_TASK A_:
Answer these questions from the grammar passage:
(i) How many literals does the grammar have, and what are they?
(ii) What is the symbol not used in the definition of any other symbol called?
(iii) Which character sequences are significant in the sentence N41 58.8 W087 54.3?
_TASK B_: Duplicate the grammar passage starting at "Eli obtains information" and ending at "each terminal symbol.".
_TASK C_: Can you pick up the grammar passage after its final sentence and keep it going?

_PASSAGE GIVEN_:
Latitude: NS Coordinate .
Longitude: EW Coordinate .
NS: 'N' / 'S' .
EW: 'E' / 'W' .
Coordinate: Integer Float .
This grammar has eight symbols
(Position , Latitude , Longitude ,
NS , EW , Coordinate Integer
and Float ),
four literals
('N' , 'S' , 'E' and 'W' ) and
eight rules
(x: y / z . is an abbreviation for the two rules
x: y . and x: z . ).
Two of the symbols, Integer and Float , are not defined by the
grammar.
One of the symbols, Position , is not used in the definition of any
other symbol.
Symbols that are not defined by the grammar are called
terminal symbols;
those defined by the grammar are called
nonterminal symbols.
The (unique) symbol not used in the definition of any other symbol is
called the axiom
of the grammar.
The entire input text is called a sentence,
and corresponds to the axiom.
Thus the input text N41 58.8 W087 54.3 is a sentence corresponding
to Position .
A phrase
is a portion of the sentence corresponding to a nonterminal symbol
of the grammar.
For example, N41 58.8 is a phrase corresponding to Latitude ,
and 087 54.3 is a phrase corresponding to Coordinate .
54 and 58.8 W087 are not phrases
because they do not correspond to any symbols.
(54 is a part of the phrase 087 54.3 corresponding to
Coordinate and
58.8 W087 is made up of part of the phrase corresponding to
Latitude and part of the phrase corresponding to Longitude .)
Lexical analysis
is the process that examines the source program text,
retaining significant character sequences
and discarding those that are not significant.
A character sequence is significant if it corresponds to a literal in the
grammar or to a terminal symbol.
In the sentence N41 58.8 W087 54.3 , the significant character sequences
are N , 41 , 58.8 , W , 087 and 54.3 .
The spaces separating the numbers of a Coordinate
and preceding the Longitude are not significant.
Eli obtains information about character sequences that correspond to literals
directly from the grammar.
The user must, however, provide descriptions of the character sequences
corresponding to each terminal symbol.
Those descriptions determine the form of the character sequences,
but not their content.
For example, the character sequences corresponding to the terminal symbol
Integer might be described as sequences of one or more decimal
digits, and those corresponding to the terminal symbol Float might be
described as pairs of such sequences separated by a dot
(see Regular Expressions of Lexical Analysis):
Integer: $[0-9]+
Float: $[0-9]+"."[0-9]+
Computations
may be specified over a tree that reflects the phrase structure of a sentence.

(Data listing)
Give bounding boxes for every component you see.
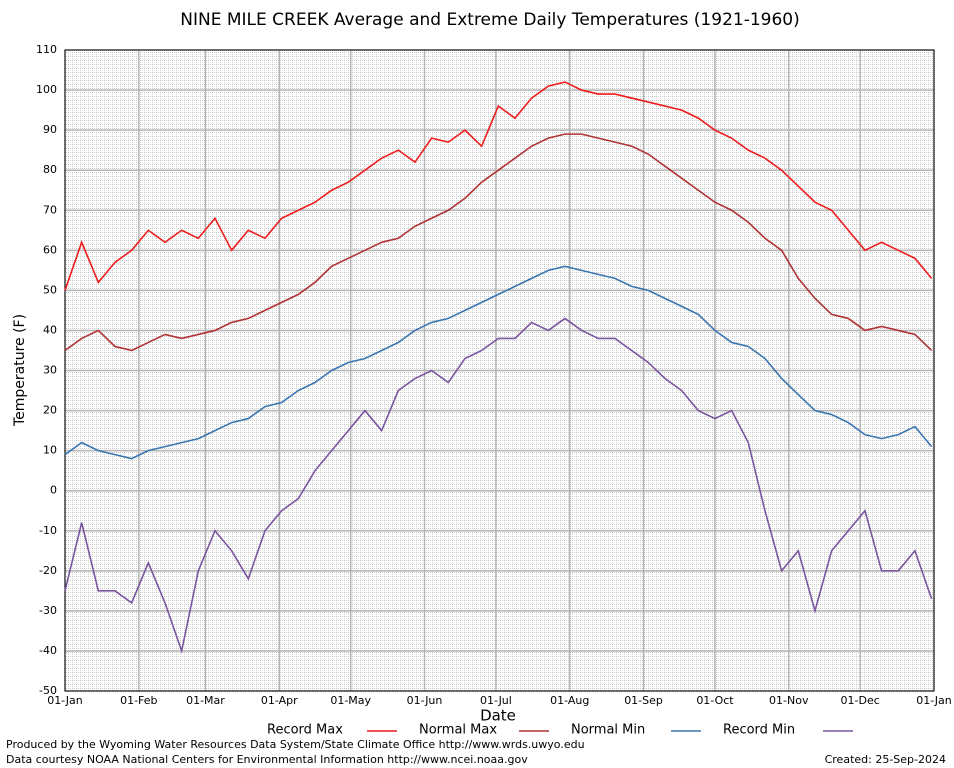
- legend-label: Record Min: [723, 723, 795, 738]
- series-line: [64, 81, 933, 291]
- legend-label: Normal Max: [419, 723, 497, 738]
- plot-frame: [64, 49, 935, 692]
- x-tick-label: 01-Jun: [407, 694, 443, 707]
- x-tick-label: 01-Aug: [550, 694, 589, 707]
- x-axis-label: Date: [480, 707, 516, 725]
- y-tick-label: 110: [36, 43, 57, 56]
- series-line: [64, 133, 933, 352]
- y-tick-label: -10: [39, 524, 57, 537]
- x-tick-label: 01-Jul: [480, 694, 512, 707]
- x-tick-label: 01-Apr: [261, 694, 298, 707]
- series-line: [64, 265, 933, 460]
- y-tick-label: -40: [39, 644, 57, 657]
- legend-label: Record Max: [267, 723, 343, 738]
- credit: Produced by the Wyoming Water Resources …: [6, 738, 585, 751]
- chart-title: NINE MILE CREEK Average and Extreme Dail…: [180, 10, 799, 30]
- y-tick-label: 20: [43, 404, 57, 417]
- y-tick-label: 0: [50, 484, 57, 497]
- x-tick-label: 01-Jan: [916, 694, 952, 707]
- credit: Data courtesy NOAA National Centers for …: [6, 753, 528, 766]
- x-tick-label: 01-Oct: [696, 694, 734, 707]
- x-tick-label: 01-Nov: [769, 694, 809, 707]
- y-tick-label: 10: [43, 444, 57, 457]
- y-tick-label: 90: [43, 123, 57, 136]
- legend-label: Normal Min: [571, 723, 645, 738]
- x-tick-label: 01-Jan: [47, 694, 83, 707]
- y-tick-label: 30: [43, 364, 57, 377]
- y-tick-label: 60: [43, 243, 57, 256]
- y-axis-label: Temperature (F): [12, 314, 28, 427]
- created-date: Created: 25-Sep-2024: [825, 753, 946, 766]
- y-tick-label: -30: [39, 604, 57, 617]
- y-tick-label: 70: [43, 203, 57, 216]
- y-tick-label: -20: [39, 564, 57, 577]
- y-tick-label: 80: [43, 163, 57, 176]
- x-tick-label: 01-May: [330, 694, 371, 707]
- series-line: [64, 317, 933, 654]
- x-tick-label: 01-Dec: [841, 694, 880, 707]
- x-tick-label: 01-Feb: [120, 694, 157, 707]
- y-tick-label: 50: [43, 283, 57, 296]
- y-tick-label: 40: [43, 323, 57, 336]
- y-tick-label: -50: [39, 684, 57, 697]
- y-tick-label: 100: [36, 83, 57, 96]
- x-tick-label: 01-Sep: [624, 694, 663, 707]
- x-tick-label: 01-Mar: [186, 694, 225, 707]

_EXPECTED ANSWER A_:
(i) Four: 'N', 'S', 'E' and 'W'.
(ii) The axiom of the grammar.
(iii) N, 41, 58.8, W, 087 and 54.3.

_EXPECTED ANSWER B_:
Eli obtains information about character sequences that correspond to literals
directly from the grammar.
The user must, however, provide descriptions of the character sequences
corresponding to each terminal symbol.

_EXPECTED ANSWER C_:
That tree has one node
corresponding to each phrase, with the root
corresponding to the sentence.
For example, the tree that reflects the structure of the sentence
N41 58.8 W087 54.3 has a node corresponding to the
Latitude phrase N41 58.8 .
Children
of a node correspond to the immediate component phrases of the
phrase corresponding to that node.
Thus the children of the the node corresponding to the
Latitude phrase N41 58.8
would correspond to the phrases N and 41 58.8 , because the
immediate components of the Latitude phrase N41 58.8 are an
NS phrase (N ) and a Coordinate phrase (41 58.8 ).
One or more values, called attributes,
may be associated with each tree node.
Computations over the tree may involve only attribute access,
C constants,
and function application.
Here is an example:
RULE DegMin: Coordinate ::= Integer Float
COMPUTE
Coordinate.minutes=Minutes(Integer, Float);
END;
According to the rule DegMin , Coordinate has a minutes
attribute attached to it.
The minutes attribute of Coordinate is computed by applying
the function Minutes to the values representing
Integer and Float , but how are those values obtained?
Clearly they must depend on the character sequences corresponding to these
terminal symbols.
A single integer value can be used to represent any terminal symbol.
That value is determined by a token processor
whose name is attached to
the definition of the character sequences corresponding to the symbol,
enclosed in brackets (see Token Processors of Lexical Analysis):
Integer: $[0-9]+ [mkstr]
Float: $[0-9]+"."[0-9]+ [mkstr]
The processor mkstr
is a library routine that stores the character sequence in an array
and yields the sequence's index.
Minutes can then use the index values to obtain the stored strings,
convert them to numbers, and perform the necessary computation.
Often an input text describes some set of entities
and the relationships
among them.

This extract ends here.